─── Stored records

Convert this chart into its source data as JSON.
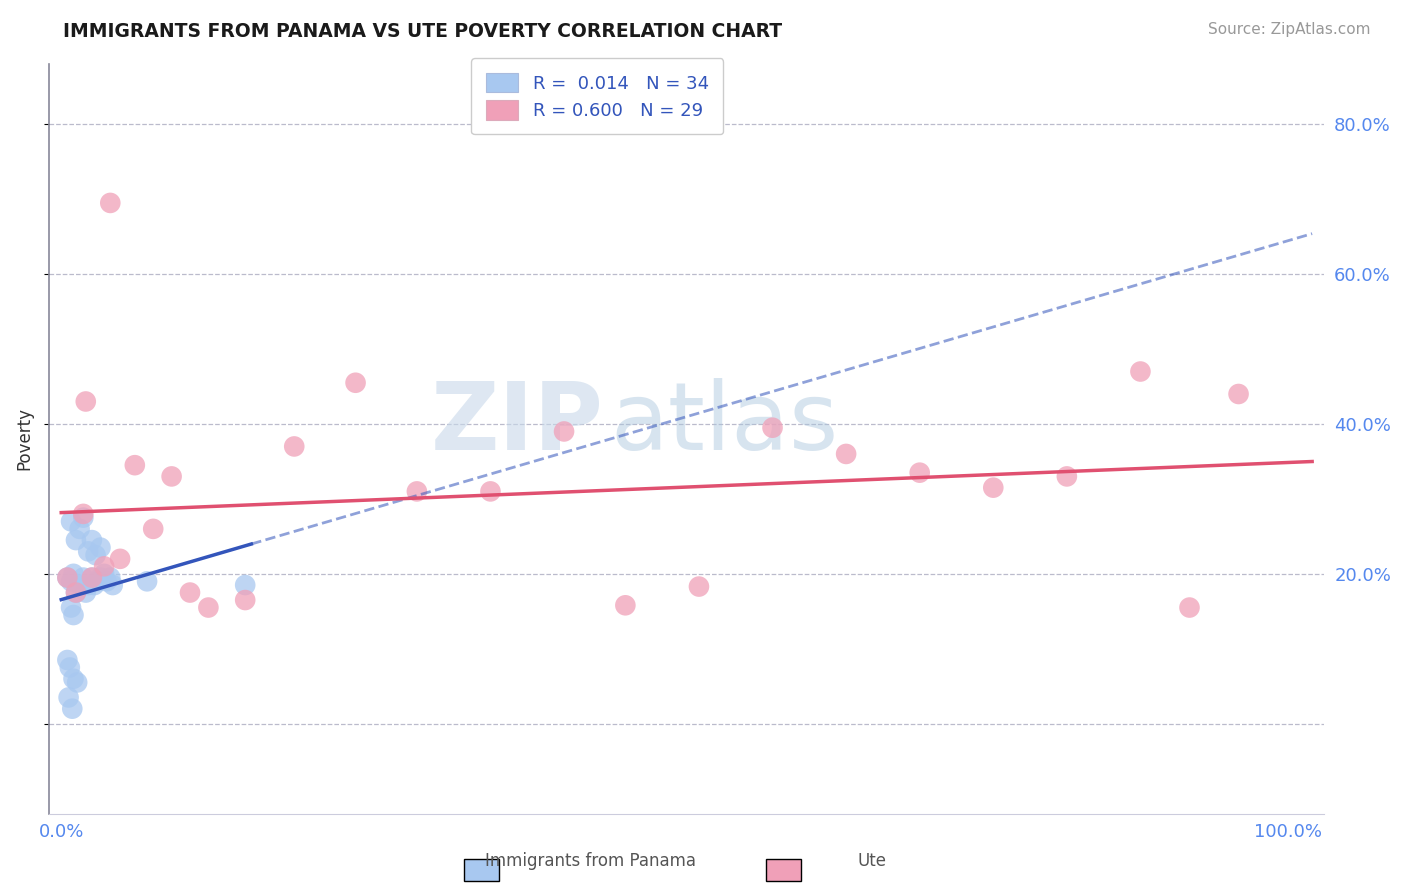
{
  "title": "IMMIGRANTS FROM PANAMA VS UTE POVERTY CORRELATION CHART",
  "source_text": "Source: ZipAtlas.com",
  "ylabel": "Poverty",
  "blue_color": "#A8C8F0",
  "pink_color": "#F0A0B8",
  "blue_line_color": "#3355BB",
  "pink_line_color": "#E05070",
  "legend_blue_R": "R =  0.014",
  "legend_blue_N": "N = 34",
  "legend_pink_R": "R = 0.600",
  "legend_pink_N": "N = 29",
  "watermark_zip": "ZIP",
  "watermark_atlas": "atlas",
  "ylim": [
    -0.12,
    0.88
  ],
  "xlim": [
    -0.01,
    1.03
  ],
  "yticks": [
    0.0,
    0.2,
    0.4,
    0.6,
    0.8
  ],
  "xticks": [
    0.0,
    0.25,
    0.5,
    0.75,
    1.0
  ],
  "blue_x": [
    0.005,
    0.008,
    0.01,
    0.012,
    0.015,
    0.018,
    0.02,
    0.022,
    0.025,
    0.027,
    0.03,
    0.032,
    0.035,
    0.037,
    0.04,
    0.042,
    0.008,
    0.012,
    0.015,
    0.018,
    0.022,
    0.025,
    0.028,
    0.032,
    0.008,
    0.01,
    0.07,
    0.15,
    0.005,
    0.007,
    0.01,
    0.013,
    0.006,
    0.009
  ],
  "blue_y": [
    0.195,
    0.19,
    0.2,
    0.175,
    0.185,
    0.195,
    0.175,
    0.185,
    0.195,
    0.185,
    0.19,
    0.195,
    0.2,
    0.19,
    0.195,
    0.185,
    0.27,
    0.245,
    0.26,
    0.275,
    0.23,
    0.245,
    0.225,
    0.235,
    0.155,
    0.145,
    0.19,
    0.185,
    0.085,
    0.075,
    0.06,
    0.055,
    0.035,
    0.02
  ],
  "pink_x": [
    0.005,
    0.012,
    0.018,
    0.025,
    0.035,
    0.048,
    0.06,
    0.075,
    0.09,
    0.105,
    0.12,
    0.15,
    0.19,
    0.24,
    0.29,
    0.35,
    0.41,
    0.46,
    0.52,
    0.58,
    0.64,
    0.7,
    0.76,
    0.82,
    0.88,
    0.92,
    0.96,
    0.02,
    0.04
  ],
  "pink_y": [
    0.195,
    0.175,
    0.28,
    0.195,
    0.21,
    0.22,
    0.345,
    0.26,
    0.33,
    0.175,
    0.155,
    0.165,
    0.37,
    0.455,
    0.31,
    0.31,
    0.39,
    0.158,
    0.183,
    0.395,
    0.36,
    0.335,
    0.315,
    0.33,
    0.47,
    0.155,
    0.44,
    0.43,
    0.695
  ],
  "blue_trend_x_solid_end": 0.155,
  "pink_trend_x_start": 0.0,
  "pink_trend_x_end": 1.0
}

──────

_What to produce_
Give every line back word for word and leave the pictures out.

_Exercise response_
Convert this chart into its source data as JSON.
{
  "title": "IMMIGRANTS FROM PANAMA VS UTE POVERTY CORRELATION CHART",
  "source_text": "Source: ZipAtlas.com",
  "ylabel": "Poverty",
  "blue_color": "#A8C8F0",
  "pink_color": "#F0A0B8",
  "blue_line_color": "#3355BB",
  "pink_line_color": "#E05070",
  "legend_blue_R": "R =  0.014",
  "legend_blue_N": "N = 34",
  "legend_pink_R": "R = 0.600",
  "legend_pink_N": "N = 29",
  "watermark_zip": "ZIP",
  "watermark_atlas": "atlas",
  "ylim": [
    -0.12,
    0.88
  ],
  "xlim": [
    -0.01,
    1.03
  ],
  "yticks": [
    0.0,
    0.2,
    0.4,
    0.6,
    0.8
  ],
  "xticks": [
    0.0,
    0.25,
    0.5,
    0.75,
    1.0
  ],
  "blue_x": [
    0.005,
    0.008,
    0.01,
    0.012,
    0.015,
    0.018,
    0.02,
    0.022,
    0.025,
    0.027,
    0.03,
    0.032,
    0.035,
    0.037,
    0.04,
    0.042,
    0.008,
    0.012,
    0.015,
    0.018,
    0.022,
    0.025,
    0.028,
    0.032,
    0.008,
    0.01,
    0.07,
    0.15,
    0.005,
    0.007,
    0.01,
    0.013,
    0.006,
    0.009
  ],
  "blue_y": [
    0.195,
    0.19,
    0.2,
    0.175,
    0.185,
    0.195,
    0.175,
    0.185,
    0.195,
    0.185,
    0.19,
    0.195,
    0.2,
    0.19,
    0.195,
    0.185,
    0.27,
    0.245,
    0.26,
    0.275,
    0.23,
    0.245,
    0.225,
    0.235,
    0.155,
    0.145,
    0.19,
    0.185,
    0.085,
    0.075,
    0.06,
    0.055,
    0.035,
    0.02
  ],
  "pink_x": [
    0.005,
    0.012,
    0.018,
    0.025,
    0.035,
    0.048,
    0.06,
    0.075,
    0.09,
    0.105,
    0.12,
    0.15,
    0.19,
    0.24,
    0.29,
    0.35,
    0.41,
    0.46,
    0.52,
    0.58,
    0.64,
    0.7,
    0.76,
    0.82,
    0.88,
    0.92,
    0.96,
    0.02,
    0.04
  ],
  "pink_y": [
    0.195,
    0.175,
    0.28,
    0.195,
    0.21,
    0.22,
    0.345,
    0.26,
    0.33,
    0.175,
    0.155,
    0.165,
    0.37,
    0.455,
    0.31,
    0.31,
    0.39,
    0.158,
    0.183,
    0.395,
    0.36,
    0.335,
    0.315,
    0.33,
    0.47,
    0.155,
    0.44,
    0.43,
    0.695
  ],
  "blue_trend_x_solid_end": 0.155,
  "pink_trend_x_start": 0.0,
  "pink_trend_x_end": 1.0
}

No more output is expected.